Goal. Swap "metric-value" for "score-value" throughout all the entries, leaving every other line and word unchanged, and leave the pictures out.

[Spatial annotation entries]
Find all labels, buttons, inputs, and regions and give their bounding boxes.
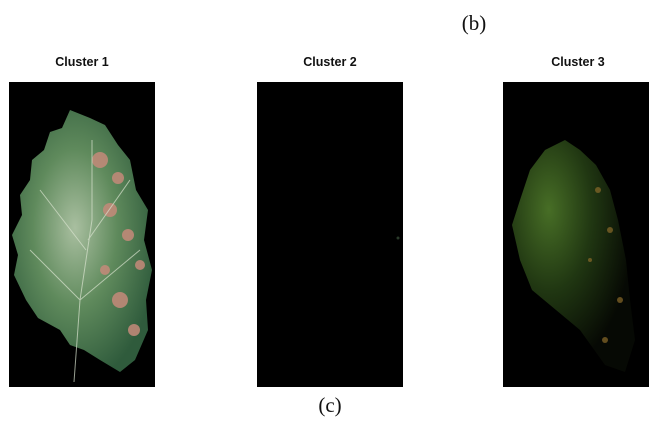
panel-image bbox=[9, 82, 155, 387]
figure: (b) Cluster 1 Cluster 2 Cluster 3 (c) bbox=[0, 0, 649, 429]
panel-image bbox=[503, 82, 649, 387]
figure-label: (b) bbox=[462, 11, 487, 35]
panel-image bbox=[257, 82, 403, 387]
panel-title: Cluster 1 bbox=[55, 55, 109, 69]
panel-title: Cluster 2 bbox=[303, 55, 357, 69]
panel-title: Cluster 3 bbox=[551, 55, 605, 69]
figure-caption: (c) bbox=[318, 393, 341, 417]
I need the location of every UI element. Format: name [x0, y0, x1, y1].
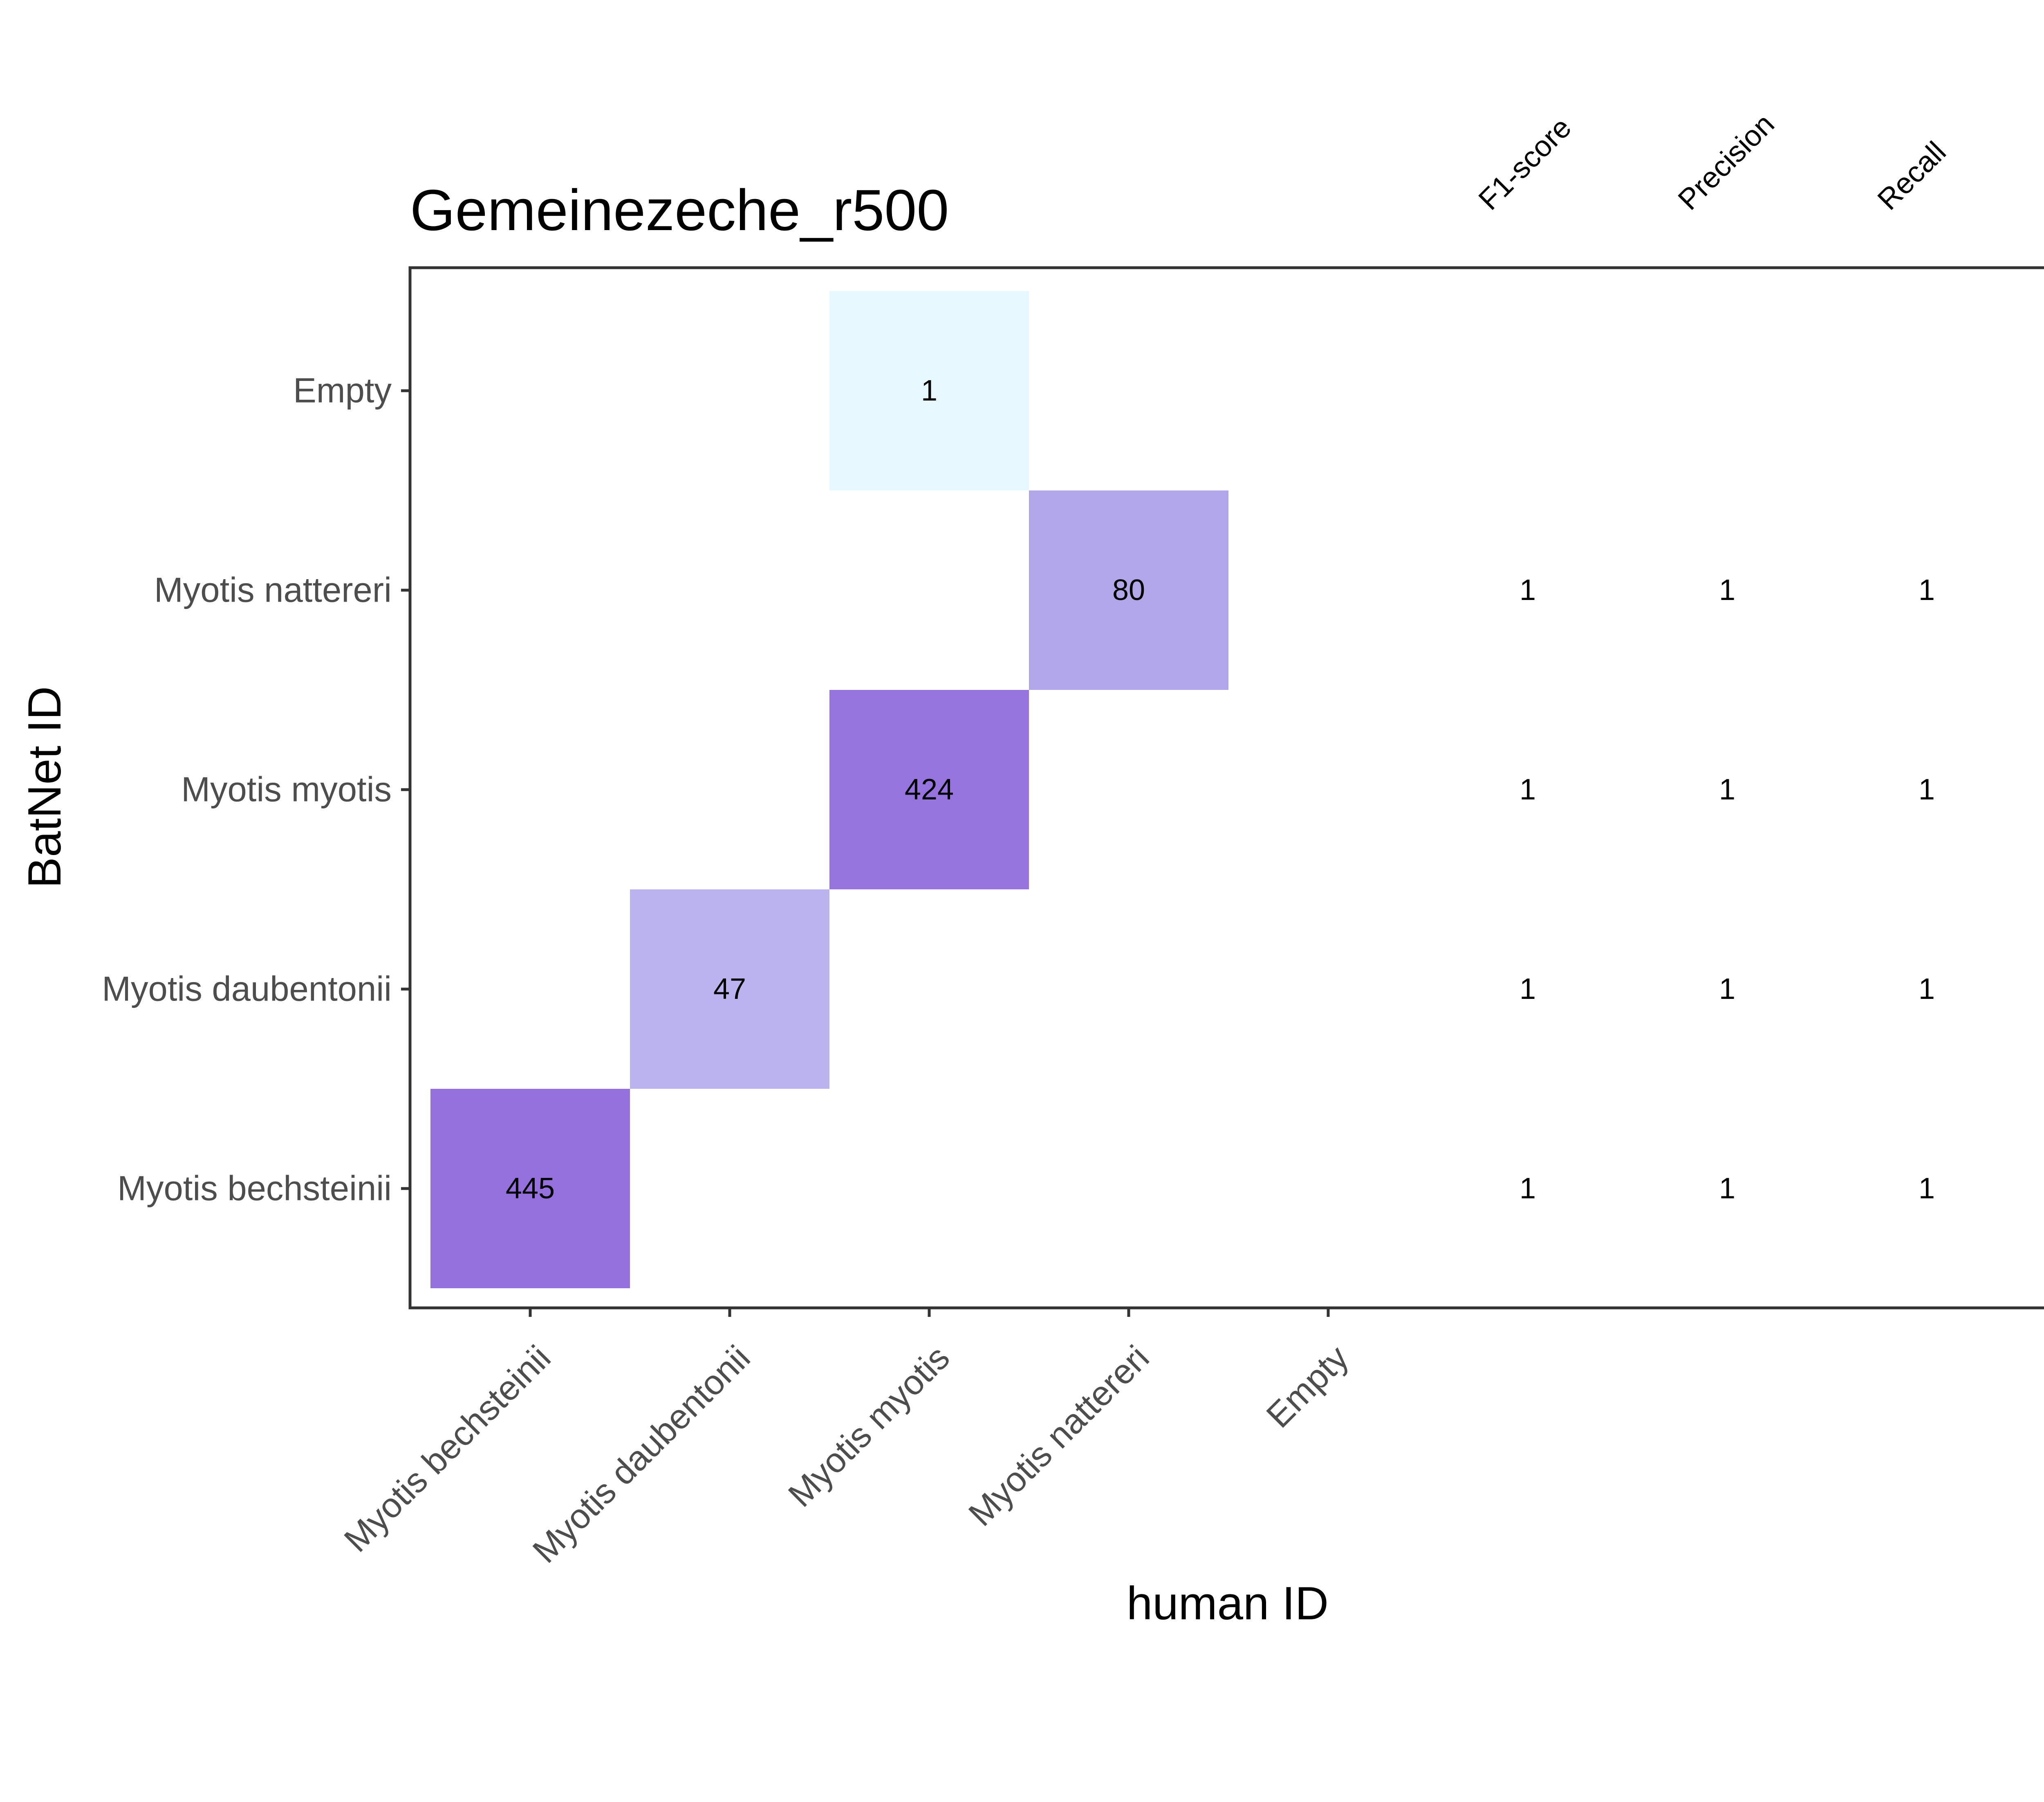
metric-value: 1	[1520, 1172, 1536, 1205]
plot-panel-border	[408, 266, 2044, 1310]
chart-title: Gemeinezeche_r500	[410, 178, 949, 243]
metric-header: F1-score	[1472, 111, 1578, 216]
metric-value: 1	[1918, 1172, 1935, 1205]
cell-value-label: 80	[1112, 574, 1145, 607]
y-axis-title: BatNet ID	[19, 686, 71, 888]
metric-value: 1	[1719, 773, 1735, 806]
heatmap-cell	[630, 889, 829, 1089]
metric-value: 1	[1719, 1172, 1735, 1205]
x-tick-label: Myotis daubentonii	[525, 1338, 758, 1570]
x-axis-title: human ID	[1127, 1578, 1329, 1630]
y-tick-label: Empty	[293, 372, 392, 410]
cell-value-label: 445	[506, 1172, 555, 1205]
y-tick-label: Myotis daubentonii	[102, 970, 392, 1009]
x-tick-label: Myotis myotis	[781, 1338, 957, 1514]
heatmap-cell	[1029, 490, 1228, 690]
metric-header: Recall	[1871, 135, 1952, 216]
metric-value: 1	[1520, 973, 1536, 1005]
metric-value: 1	[1520, 773, 1536, 806]
heatmap-cell	[829, 291, 1029, 490]
metric-value: 1	[1918, 574, 1935, 607]
cell-value-label: 424	[905, 773, 954, 806]
x-tick-label: Myotis nattereri	[961, 1338, 1156, 1533]
y-tick-label: Myotis myotis	[181, 770, 392, 809]
y-axis: Myotis bechsteinii Myotis daubentonii Myot…	[102, 372, 410, 1208]
heatmap-cell	[829, 690, 1029, 889]
x-tick-label: Myotis bechsteinii	[337, 1338, 558, 1560]
y-tick-label: Myotis bechsteinii	[117, 1169, 392, 1208]
x-tick-label: Empty	[1259, 1338, 1356, 1435]
metric-value: 1	[1719, 973, 1735, 1005]
cell-value-label: 1	[921, 374, 937, 407]
cell-value-label: 47	[713, 973, 746, 1005]
metric-value: 1	[1719, 574, 1735, 607]
heatmap-cell	[430, 1089, 630, 1288]
metric-header: Precision	[1672, 107, 1781, 216]
metric-value: 1	[1918, 773, 1935, 806]
y-tick-label: Myotis nattereri	[154, 571, 392, 610]
metric-value: 1	[1918, 973, 1935, 1005]
metrics-columns: F1-score Precision Recall 1 1 1 1 1 1 1 1 1 1 1 1	[1472, 107, 1952, 1205]
metric-value: 1	[1520, 574, 1536, 607]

Answer to the problem.
Find all labels, buttons, inputs, and regions and give their bounding boxes.
panel-image bbox=[9, 82, 155, 387]
figure: (b) Cluster 1 Cluster 2 Cluster 3 (c) bbox=[0, 0, 649, 429]
panel-image bbox=[503, 82, 649, 387]
figure-label: (b) bbox=[462, 11, 487, 35]
panel-image bbox=[257, 82, 403, 387]
panel-title: Cluster 1 bbox=[55, 55, 109, 69]
panel-title: Cluster 2 bbox=[303, 55, 357, 69]
panel-title: Cluster 3 bbox=[551, 55, 605, 69]
figure-caption: (c) bbox=[318, 393, 341, 417]
I need the location of every UI element. Format: name [x0, y0, x1, y1].
score-value: 1	[1520, 1172, 1536, 1205]
plot-panel-border	[408, 266, 2044, 1310]
chart-title: Gemeinezeche_r500	[410, 178, 949, 243]
metric-header: F1-score	[1472, 111, 1578, 216]
score-value: 1	[1918, 1172, 1935, 1205]
cell-value-label: 80	[1112, 574, 1145, 607]
y-axis-title: BatNet ID	[19, 686, 71, 888]
score-value: 1	[1719, 773, 1735, 806]
heatmap-cell	[630, 889, 829, 1089]
score-value: 1	[1719, 1172, 1735, 1205]
x-tick-label: Myotis daubentonii	[525, 1338, 758, 1570]
x-axis-title: human ID	[1127, 1578, 1329, 1630]
y-tick-label: Empty	[293, 372, 392, 410]
cell-value-label: 445	[506, 1172, 555, 1205]
y-tick-label: Myotis daubentonii	[102, 970, 392, 1009]
x-tick-label: Myotis myotis	[781, 1338, 957, 1514]
heatmap-cell	[1029, 490, 1228, 690]
metric-header: Recall	[1871, 135, 1952, 216]
score-value: 1	[1520, 973, 1536, 1005]
score-value: 1	[1520, 773, 1536, 806]
heatmap-cell	[829, 291, 1029, 490]
score-value: 1	[1918, 574, 1935, 607]
cell-value-label: 424	[905, 773, 954, 806]
x-tick-label: Myotis nattereri	[961, 1338, 1156, 1533]
y-tick-label: Myotis myotis	[181, 770, 392, 809]
y-axis: Myotis bechsteinii Myotis daubentonii Myot…	[102, 372, 410, 1208]
heatmap-cell	[829, 690, 1029, 889]
x-tick-label: Myotis bechsteinii	[337, 1338, 558, 1560]
y-tick-label: Myotis bechsteinii	[117, 1169, 392, 1208]
x-tick-label: Empty	[1259, 1338, 1356, 1435]
score-value: 1	[1719, 973, 1735, 1005]
cell-value-label: 1	[921, 374, 937, 407]
cell-value-label: 47	[713, 973, 746, 1005]
score-value: 1	[1719, 574, 1735, 607]
heatmap-cell	[430, 1089, 630, 1288]
metric-header: Precision	[1672, 107, 1781, 216]
score-value: 1	[1918, 773, 1935, 806]
y-tick-label: Myotis nattereri	[154, 571, 392, 610]
score-value: 1	[1918, 973, 1935, 1005]
metrics-columns: F1-score Precision Recall 1 1 1 1 1 1 1 1 1 1 1 1	[1472, 107, 1952, 1205]
score-value: 1	[1520, 574, 1536, 607]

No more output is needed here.